■ INSTRUCTIONS FOR THE TASK
Print the listing below exactly.

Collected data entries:
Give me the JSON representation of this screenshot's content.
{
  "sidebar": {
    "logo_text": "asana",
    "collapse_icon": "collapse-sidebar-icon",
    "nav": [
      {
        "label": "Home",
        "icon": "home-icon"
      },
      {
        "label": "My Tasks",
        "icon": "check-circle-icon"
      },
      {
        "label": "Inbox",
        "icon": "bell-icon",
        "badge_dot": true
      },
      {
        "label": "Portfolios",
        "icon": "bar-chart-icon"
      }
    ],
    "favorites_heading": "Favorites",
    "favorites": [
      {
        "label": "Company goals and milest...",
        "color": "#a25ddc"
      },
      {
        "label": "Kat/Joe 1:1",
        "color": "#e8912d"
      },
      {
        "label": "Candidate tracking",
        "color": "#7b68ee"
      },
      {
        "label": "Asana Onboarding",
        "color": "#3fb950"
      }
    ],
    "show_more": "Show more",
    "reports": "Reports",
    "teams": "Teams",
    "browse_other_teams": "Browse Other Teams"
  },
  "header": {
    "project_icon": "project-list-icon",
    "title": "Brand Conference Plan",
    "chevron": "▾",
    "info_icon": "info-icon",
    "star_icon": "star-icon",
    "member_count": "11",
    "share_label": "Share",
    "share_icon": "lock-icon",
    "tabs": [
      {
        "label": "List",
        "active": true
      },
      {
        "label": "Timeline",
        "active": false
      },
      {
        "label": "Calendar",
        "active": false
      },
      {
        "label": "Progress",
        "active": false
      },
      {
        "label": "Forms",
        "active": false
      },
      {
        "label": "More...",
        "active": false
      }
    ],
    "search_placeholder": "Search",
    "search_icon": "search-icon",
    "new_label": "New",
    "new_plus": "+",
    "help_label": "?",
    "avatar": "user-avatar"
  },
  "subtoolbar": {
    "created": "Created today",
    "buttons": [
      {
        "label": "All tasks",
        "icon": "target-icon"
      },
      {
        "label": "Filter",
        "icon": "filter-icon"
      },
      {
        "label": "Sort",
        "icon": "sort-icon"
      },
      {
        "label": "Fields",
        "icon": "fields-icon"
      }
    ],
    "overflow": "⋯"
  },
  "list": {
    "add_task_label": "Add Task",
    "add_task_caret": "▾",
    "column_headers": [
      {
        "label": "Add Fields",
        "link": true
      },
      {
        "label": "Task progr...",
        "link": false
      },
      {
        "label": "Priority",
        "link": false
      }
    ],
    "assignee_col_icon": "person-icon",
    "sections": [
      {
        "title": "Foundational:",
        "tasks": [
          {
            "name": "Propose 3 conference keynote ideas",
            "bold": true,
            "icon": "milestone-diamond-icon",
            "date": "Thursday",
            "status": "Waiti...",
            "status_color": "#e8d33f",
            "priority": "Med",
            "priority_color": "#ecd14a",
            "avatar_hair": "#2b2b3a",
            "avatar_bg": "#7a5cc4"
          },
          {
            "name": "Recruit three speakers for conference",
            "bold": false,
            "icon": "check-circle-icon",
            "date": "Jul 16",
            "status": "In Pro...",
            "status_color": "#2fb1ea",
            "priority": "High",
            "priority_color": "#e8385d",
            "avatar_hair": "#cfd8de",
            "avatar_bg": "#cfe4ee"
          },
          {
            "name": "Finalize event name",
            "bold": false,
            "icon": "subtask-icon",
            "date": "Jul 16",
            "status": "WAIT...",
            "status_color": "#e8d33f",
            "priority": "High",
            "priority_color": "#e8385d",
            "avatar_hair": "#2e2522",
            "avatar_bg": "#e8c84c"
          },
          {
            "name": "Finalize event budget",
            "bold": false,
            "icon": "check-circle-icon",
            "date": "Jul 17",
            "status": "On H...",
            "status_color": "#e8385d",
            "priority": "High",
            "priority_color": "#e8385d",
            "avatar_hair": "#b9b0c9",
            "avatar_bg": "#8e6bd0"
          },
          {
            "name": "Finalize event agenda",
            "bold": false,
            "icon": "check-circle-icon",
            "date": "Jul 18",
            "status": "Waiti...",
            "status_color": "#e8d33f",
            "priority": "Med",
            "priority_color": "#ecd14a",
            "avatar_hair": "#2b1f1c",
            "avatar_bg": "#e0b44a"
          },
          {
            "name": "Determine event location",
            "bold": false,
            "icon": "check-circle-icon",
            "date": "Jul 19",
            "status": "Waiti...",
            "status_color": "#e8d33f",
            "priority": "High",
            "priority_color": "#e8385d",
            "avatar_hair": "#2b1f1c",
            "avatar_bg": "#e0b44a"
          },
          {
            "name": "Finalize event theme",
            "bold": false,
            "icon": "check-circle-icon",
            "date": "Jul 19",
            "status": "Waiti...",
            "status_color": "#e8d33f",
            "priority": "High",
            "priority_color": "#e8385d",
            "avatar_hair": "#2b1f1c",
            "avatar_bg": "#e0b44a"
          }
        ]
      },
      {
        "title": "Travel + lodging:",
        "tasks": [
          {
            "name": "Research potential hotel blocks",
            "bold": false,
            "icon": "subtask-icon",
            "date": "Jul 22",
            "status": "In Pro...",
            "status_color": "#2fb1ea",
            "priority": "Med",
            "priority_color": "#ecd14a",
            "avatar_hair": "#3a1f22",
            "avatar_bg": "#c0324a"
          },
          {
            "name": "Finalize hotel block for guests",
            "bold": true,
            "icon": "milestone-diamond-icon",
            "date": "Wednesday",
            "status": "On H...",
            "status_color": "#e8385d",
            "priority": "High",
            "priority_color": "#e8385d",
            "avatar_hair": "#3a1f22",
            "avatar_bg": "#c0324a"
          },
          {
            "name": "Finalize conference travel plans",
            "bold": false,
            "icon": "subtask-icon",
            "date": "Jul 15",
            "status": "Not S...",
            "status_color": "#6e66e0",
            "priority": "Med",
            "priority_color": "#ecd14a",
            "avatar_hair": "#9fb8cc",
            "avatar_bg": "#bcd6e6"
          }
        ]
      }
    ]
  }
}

■ RESPONSE TO THE EXERCISE
Give me the JSON representation of this screenshot's content.
{
  "sidebar": {
    "logo_text": "asana",
    "collapse_icon": "collapse-sidebar-icon",
    "nav": [
      {
        "label": "Home",
        "icon": "home-icon"
      },
      {
        "label": "My Tasks",
        "icon": "check-circle-icon"
      },
      {
        "label": "Inbox",
        "icon": "bell-icon",
        "badge_dot": true
      },
      {
        "label": "Portfolios",
        "icon": "bar-chart-icon"
      }
    ],
    "favorites_heading": "Favorites",
    "favorites": [
      {
        "label": "Company goals and milest...",
        "color": "#a25ddc"
      },
      {
        "label": "Kat/Joe 1:1",
        "color": "#e8912d"
      },
      {
        "label": "Candidate tracking",
        "color": "#7b68ee"
      },
      {
        "label": "Asana Onboarding",
        "color": "#3fb950"
      }
    ],
    "show_more": "Show more",
    "reports": "Reports",
    "teams": "Teams",
    "browse_other_teams": "Browse Other Teams"
  },
  "header": {
    "project_icon": "project-list-icon",
    "title": "Brand Conference Plan",
    "chevron": "▾",
    "info_icon": "info-icon",
    "star_icon": "star-icon",
    "member_count": "11",
    "share_label": "Share",
    "share_icon": "lock-icon",
    "tabs": [
      {
        "label": "List",
        "active": true
      },
      {
        "label": "Timeline",
        "active": false
      },
      {
        "label": "Calendar",
        "active": false
      },
      {
        "label": "Progress",
        "active": false
      },
      {
        "label": "Forms",
        "active": false
      },
      {
        "label": "More...",
        "active": false
      }
    ],
    "search_placeholder": "Search",
    "search_icon": "search-icon",
    "new_label": "New",
    "new_plus": "+",
    "help_label": "?",
    "avatar": "user-avatar"
  },
  "subtoolbar": {
    "created": "Created today",
    "buttons": [
      {
        "label": "All tasks",
        "icon": "target-icon"
      },
      {
        "label": "Filter",
        "icon": "filter-icon"
      },
      {
        "label": "Sort",
        "icon": "sort-icon"
      },
      {
        "label": "Fields",
        "icon": "fields-icon"
      }
    ],
    "overflow": "⋯"
  },
  "list": {
    "add_task_label": "Add Task",
    "add_task_caret": "▾",
    "column_headers": [
      {
        "label": "Add Fields",
        "link": true
      },
      {
        "label": "Task progr...",
        "link": false
      },
      {
        "label": "Priority",
        "link": false
      }
    ],
    "assignee_col_icon": "person-icon",
    "sections": [
      {
        "title": "Foundational:",
        "tasks": [
          {
            "name": "Propose 3 conference keynote ideas",
            "bold": true,
            "icon": "milestone-diamond-icon",
            "date": "Thursday",
            "status": "Waiti...",
            "status_color": "#e8d33f",
            "priority": "Med",
            "priority_color": "#ecd14a",
            "avatar_hair": "#2b2b3a",
            "avatar_bg": "#7a5cc4"
          },
          {
            "name": "Recruit three speakers for conference",
            "bold": false,
            "icon": "check-circle-icon",
            "date": "Jul 16",
            "status": "In Pro...",
            "status_color": "#2fb1ea",
            "priority": "High",
            "priority_color": "#e8385d",
            "avatar_hair": "#cfd8de",
            "avatar_bg": "#cfe4ee"
          },
          {
            "name": "Finalize event name",
            "bold": false,
            "icon": "subtask-icon",
            "date": "Jul 16",
            "status": "WAIT...",
            "status_color": "#e8d33f",
            "priority": "High",
            "priority_color": "#e8385d",
            "avatar_hair": "#2e2522",
            "avatar_bg": "#e8c84c"
          },
          {
            "name": "Finalize event budget",
            "bold": false,
            "icon": "check-circle-icon",
            "date": "Jul 17",
            "status": "On H...",
            "status_color": "#e8385d",
            "priority": "High",
            "priority_color": "#e8385d",
            "avatar_hair": "#b9b0c9",
            "avatar_bg": "#8e6bd0"
          },
          {
            "name": "Finalize event agenda",
            "bold": false,
            "icon": "check-circle-icon",
            "date": "Jul 18",
            "status": "Waiti...",
            "status_color": "#e8d33f",
            "priority": "Med",
            "priority_color": "#ecd14a",
            "avatar_hair": "#2b1f1c",
            "avatar_bg": "#e0b44a"
          },
          {
            "name": "Determine event location",
            "bold": false,
            "icon": "check-circle-icon",
            "date": "Jul 19",
            "status": "Waiti...",
            "status_color": "#e8d33f",
            "priority": "High",
            "priority_color": "#e8385d",
            "avatar_hair": "#2b1f1c",
            "avatar_bg": "#e0b44a"
          },
          {
            "name": "Finalize event theme",
            "bold": false,
            "icon": "check-circle-icon",
            "date": "Jul 19",
            "status": "Waiti...",
            "status_color": "#e8d33f",
            "priority": "High",
            "priority_color": "#e8385d",
            "avatar_hair": "#2b1f1c",
            "avatar_bg": "#e0b44a"
          }
        ]
      },
      {
        "title": "Travel + lodging:",
        "tasks": [
          {
            "name": "Research potential hotel blocks",
            "bold": false,
            "icon": "subtask-icon",
            "date": "Jul 22",
            "status": "In Pro...",
            "status_color": "#2fb1ea",
            "priority": "Med",
            "priority_color": "#ecd14a",
            "avatar_hair": "#3a1f22",
            "avatar_bg": "#c0324a"
          },
          {
            "name": "Finalize hotel block for guests",
            "bold": true,
            "icon": "milestone-diamond-icon",
            "date": "Wednesday",
            "status": "On H...",
            "status_color": "#e8385d",
            "priority": "High",
            "priority_color": "#e8385d",
            "avatar_hair": "#3a1f22",
            "avatar_bg": "#c0324a"
          },
          {
            "name": "Finalize conference travel plans",
            "bold": false,
            "icon": "subtask-icon",
            "date": "Jul 15",
            "status": "Not S...",
            "status_color": "#6e66e0",
            "priority": "Med",
            "priority_color": "#ecd14a",
            "avatar_hair": "#9fb8cc",
            "avatar_bg": "#bcd6e6"
          }
        ]
      }
    ]
  }
}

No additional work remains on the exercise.